EXCERPT TO READ:

Cloud and AI Development Act: A Rulebook, Not an Industry
Photo by Reto Simonet / Unsplash

The EU's Cloud and AI Development Act gives Europe one cloud-sovereignty rulebook at last. But it can't legislate the compute, energy and chips that decide it.

I ended my last post on European cloud sovereignty with a complaint and a prediction. My complaint was that twenty-seven national variants of "sovereign cloud" are a worse outcome than one shared European standard, even a weaker one. Ask and it shall be given you...

Today I got the single standard I had asked for. The Cloud and AI Development Act writes one Union-wide definition of cloud sovereignty into law, which is more than three years of stalled certification fights ever managed. That is real, and I will give it real credit below. But a common rulebook is only the first step. The hard part is execution, and execution is the part you cannot put in a Regulation - or at least not easy. This post is in two parts: first what the Commission actually proposed, neutrally; then what I make of it.

EXTRACTED INFORMATION:

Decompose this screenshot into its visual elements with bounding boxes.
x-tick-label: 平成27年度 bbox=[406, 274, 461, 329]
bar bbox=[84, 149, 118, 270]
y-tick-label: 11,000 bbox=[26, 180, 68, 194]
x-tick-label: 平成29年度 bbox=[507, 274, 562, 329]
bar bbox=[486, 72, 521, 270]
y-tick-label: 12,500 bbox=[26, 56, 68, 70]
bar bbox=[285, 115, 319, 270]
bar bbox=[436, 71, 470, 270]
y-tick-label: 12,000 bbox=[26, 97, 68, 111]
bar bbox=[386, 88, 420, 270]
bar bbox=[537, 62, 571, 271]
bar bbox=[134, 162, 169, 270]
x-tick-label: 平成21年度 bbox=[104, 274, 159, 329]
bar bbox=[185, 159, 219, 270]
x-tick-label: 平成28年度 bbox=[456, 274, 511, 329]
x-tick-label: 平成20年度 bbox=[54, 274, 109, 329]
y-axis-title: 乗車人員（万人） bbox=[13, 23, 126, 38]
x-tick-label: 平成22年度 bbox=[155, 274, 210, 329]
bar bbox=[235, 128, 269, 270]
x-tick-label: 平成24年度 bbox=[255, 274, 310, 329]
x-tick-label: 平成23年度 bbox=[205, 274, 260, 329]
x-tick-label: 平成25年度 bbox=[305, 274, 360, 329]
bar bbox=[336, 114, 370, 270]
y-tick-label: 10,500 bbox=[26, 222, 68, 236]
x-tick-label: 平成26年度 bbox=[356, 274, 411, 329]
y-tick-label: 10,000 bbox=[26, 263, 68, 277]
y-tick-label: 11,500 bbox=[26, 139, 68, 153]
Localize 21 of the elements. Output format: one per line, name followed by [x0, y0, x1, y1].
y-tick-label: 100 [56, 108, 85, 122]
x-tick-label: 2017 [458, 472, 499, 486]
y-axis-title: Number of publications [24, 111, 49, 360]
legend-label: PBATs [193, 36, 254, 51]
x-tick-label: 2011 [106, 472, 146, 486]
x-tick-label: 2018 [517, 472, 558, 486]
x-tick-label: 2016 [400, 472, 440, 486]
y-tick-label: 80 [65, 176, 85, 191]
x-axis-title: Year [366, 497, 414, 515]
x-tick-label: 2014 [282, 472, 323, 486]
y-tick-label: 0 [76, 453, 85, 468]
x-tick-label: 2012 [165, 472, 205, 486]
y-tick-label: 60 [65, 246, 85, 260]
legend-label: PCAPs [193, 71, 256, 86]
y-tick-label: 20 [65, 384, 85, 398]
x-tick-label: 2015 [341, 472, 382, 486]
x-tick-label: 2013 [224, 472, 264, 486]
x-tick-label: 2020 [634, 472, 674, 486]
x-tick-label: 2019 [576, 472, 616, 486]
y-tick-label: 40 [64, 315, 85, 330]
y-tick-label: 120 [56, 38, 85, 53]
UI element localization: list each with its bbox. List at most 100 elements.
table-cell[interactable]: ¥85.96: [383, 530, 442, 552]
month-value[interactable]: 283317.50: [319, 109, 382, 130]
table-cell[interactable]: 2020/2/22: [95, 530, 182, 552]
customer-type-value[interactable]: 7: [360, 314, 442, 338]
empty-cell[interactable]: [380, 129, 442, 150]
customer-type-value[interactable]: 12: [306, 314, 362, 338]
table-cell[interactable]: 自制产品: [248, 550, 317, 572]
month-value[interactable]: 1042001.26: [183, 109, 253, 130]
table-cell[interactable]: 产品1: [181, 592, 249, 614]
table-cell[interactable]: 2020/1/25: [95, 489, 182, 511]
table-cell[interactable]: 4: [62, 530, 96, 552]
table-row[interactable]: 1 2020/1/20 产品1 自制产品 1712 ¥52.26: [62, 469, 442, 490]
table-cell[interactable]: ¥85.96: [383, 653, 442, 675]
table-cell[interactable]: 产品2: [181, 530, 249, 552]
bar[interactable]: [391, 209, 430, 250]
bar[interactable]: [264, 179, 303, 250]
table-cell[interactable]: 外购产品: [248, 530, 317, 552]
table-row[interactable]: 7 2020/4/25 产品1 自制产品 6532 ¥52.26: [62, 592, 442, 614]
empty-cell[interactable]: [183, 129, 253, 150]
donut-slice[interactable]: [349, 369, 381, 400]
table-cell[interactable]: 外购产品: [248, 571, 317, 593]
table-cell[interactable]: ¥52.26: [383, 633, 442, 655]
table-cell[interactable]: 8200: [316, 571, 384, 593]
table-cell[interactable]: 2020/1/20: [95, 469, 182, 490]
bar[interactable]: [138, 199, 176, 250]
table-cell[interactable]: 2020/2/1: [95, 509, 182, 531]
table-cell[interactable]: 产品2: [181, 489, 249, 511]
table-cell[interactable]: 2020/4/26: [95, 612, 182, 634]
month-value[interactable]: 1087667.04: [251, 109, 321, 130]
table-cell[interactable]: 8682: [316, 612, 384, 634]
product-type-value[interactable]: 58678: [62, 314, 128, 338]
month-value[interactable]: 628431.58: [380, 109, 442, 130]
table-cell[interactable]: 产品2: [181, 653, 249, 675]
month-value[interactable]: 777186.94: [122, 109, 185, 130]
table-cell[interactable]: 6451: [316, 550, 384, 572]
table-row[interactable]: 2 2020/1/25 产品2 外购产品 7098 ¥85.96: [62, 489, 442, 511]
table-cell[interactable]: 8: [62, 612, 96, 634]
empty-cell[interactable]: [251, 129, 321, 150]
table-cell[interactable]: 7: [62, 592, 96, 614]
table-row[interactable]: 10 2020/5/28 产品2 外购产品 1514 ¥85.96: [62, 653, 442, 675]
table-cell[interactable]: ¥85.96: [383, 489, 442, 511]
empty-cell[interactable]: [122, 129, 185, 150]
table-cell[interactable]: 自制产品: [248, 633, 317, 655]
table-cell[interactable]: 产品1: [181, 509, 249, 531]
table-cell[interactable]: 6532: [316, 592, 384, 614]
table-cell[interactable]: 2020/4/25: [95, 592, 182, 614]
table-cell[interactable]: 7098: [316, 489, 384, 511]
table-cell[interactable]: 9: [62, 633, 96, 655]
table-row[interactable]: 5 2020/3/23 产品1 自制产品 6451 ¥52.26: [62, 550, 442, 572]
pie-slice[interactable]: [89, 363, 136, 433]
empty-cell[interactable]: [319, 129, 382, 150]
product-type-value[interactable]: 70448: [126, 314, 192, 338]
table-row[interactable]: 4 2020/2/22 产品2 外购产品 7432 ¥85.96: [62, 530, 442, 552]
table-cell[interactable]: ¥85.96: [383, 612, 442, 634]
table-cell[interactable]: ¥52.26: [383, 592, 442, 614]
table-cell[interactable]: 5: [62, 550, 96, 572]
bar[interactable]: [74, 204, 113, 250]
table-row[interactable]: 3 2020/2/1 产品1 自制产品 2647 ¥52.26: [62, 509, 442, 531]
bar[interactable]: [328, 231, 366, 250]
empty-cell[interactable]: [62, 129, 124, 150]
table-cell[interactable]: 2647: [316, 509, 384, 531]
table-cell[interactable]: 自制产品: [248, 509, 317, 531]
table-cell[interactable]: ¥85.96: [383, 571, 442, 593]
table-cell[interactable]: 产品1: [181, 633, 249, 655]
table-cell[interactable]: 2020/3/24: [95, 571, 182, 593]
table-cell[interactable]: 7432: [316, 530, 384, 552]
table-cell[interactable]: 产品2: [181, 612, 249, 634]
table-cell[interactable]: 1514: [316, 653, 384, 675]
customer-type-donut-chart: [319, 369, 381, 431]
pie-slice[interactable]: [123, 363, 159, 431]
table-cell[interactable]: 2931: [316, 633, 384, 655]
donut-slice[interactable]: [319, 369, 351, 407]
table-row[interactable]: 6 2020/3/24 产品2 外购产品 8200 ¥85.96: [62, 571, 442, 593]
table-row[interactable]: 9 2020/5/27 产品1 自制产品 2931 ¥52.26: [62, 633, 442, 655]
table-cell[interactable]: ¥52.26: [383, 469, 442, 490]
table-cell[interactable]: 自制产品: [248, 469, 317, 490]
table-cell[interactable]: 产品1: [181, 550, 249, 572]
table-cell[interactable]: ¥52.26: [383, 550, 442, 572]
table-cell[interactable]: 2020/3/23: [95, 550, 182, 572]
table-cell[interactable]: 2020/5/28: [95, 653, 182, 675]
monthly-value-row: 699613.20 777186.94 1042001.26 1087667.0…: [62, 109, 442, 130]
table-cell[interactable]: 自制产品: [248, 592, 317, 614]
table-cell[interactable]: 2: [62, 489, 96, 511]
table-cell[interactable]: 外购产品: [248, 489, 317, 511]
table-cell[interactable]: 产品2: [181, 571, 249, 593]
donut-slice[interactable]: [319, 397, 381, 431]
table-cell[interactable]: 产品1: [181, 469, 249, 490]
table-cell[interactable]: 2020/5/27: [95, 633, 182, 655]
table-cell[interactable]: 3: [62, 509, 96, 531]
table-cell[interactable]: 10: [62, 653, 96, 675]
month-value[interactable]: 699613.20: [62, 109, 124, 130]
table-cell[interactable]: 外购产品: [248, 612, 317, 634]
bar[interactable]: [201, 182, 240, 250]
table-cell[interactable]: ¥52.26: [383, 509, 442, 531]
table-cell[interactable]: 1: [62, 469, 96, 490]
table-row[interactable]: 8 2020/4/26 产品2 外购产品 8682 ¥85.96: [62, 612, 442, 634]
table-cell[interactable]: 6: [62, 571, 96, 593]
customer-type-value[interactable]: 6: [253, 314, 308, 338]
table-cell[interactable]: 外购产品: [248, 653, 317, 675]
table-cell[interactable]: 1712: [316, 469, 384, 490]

TASKS AND EXERCISES:
#1 According to the post about the Cloud and AI Development Act, what does the Act write into law?
#2 Resume the post about the Cloud and AI Development Act after its last sentence.
The data above has no connection to the post about the Cloud and AI Development Act.

RESULTS OF THE EXERCISE:
#1 One Union-wide definition of cloud sovereignty.

#2
What the Commission actually proposed

On 3 June 2026, under Executive Vice-President Henna Virkkunen, the Commission tabled a four-document Technological Sovereignty Package. Two of the four are binding Regulations; the other two set direction without creating obligations. Here is the package at a glance:

Instrument Type Key points
Cloud and AI Development Act (COM(2026) 502) Regulation (binding) A single EU-wide sovereignty framework with four assurance levels (Art. 16), graded on control over the service and supply chain, where AI-inference data is processed, infrastructure location and cybersecurity. Names the Commission a central purchasing body (Arts. 22, 37–40); makes Member-State sovereignty risk assessments mandatory (Art. 29); creates "frontier AI" projects with access to EuroHPC compute (Arts. 8–9) and data center acceleration zones with faster permitting (Arts. 10–14). Targets a tripling of data center capacity in 5–7 years and sovereign services for critical public workloads by 2035. Binds providers selling to Union entities and public sector bodies; private operators in NIS2 high-criticality sectors start voluntary, with a delegated-act trigger to make assessments mandatory (Art. 31); "Union added value" non-price criteria become mandatory in innovative cloud and AI tenders (Art. 32).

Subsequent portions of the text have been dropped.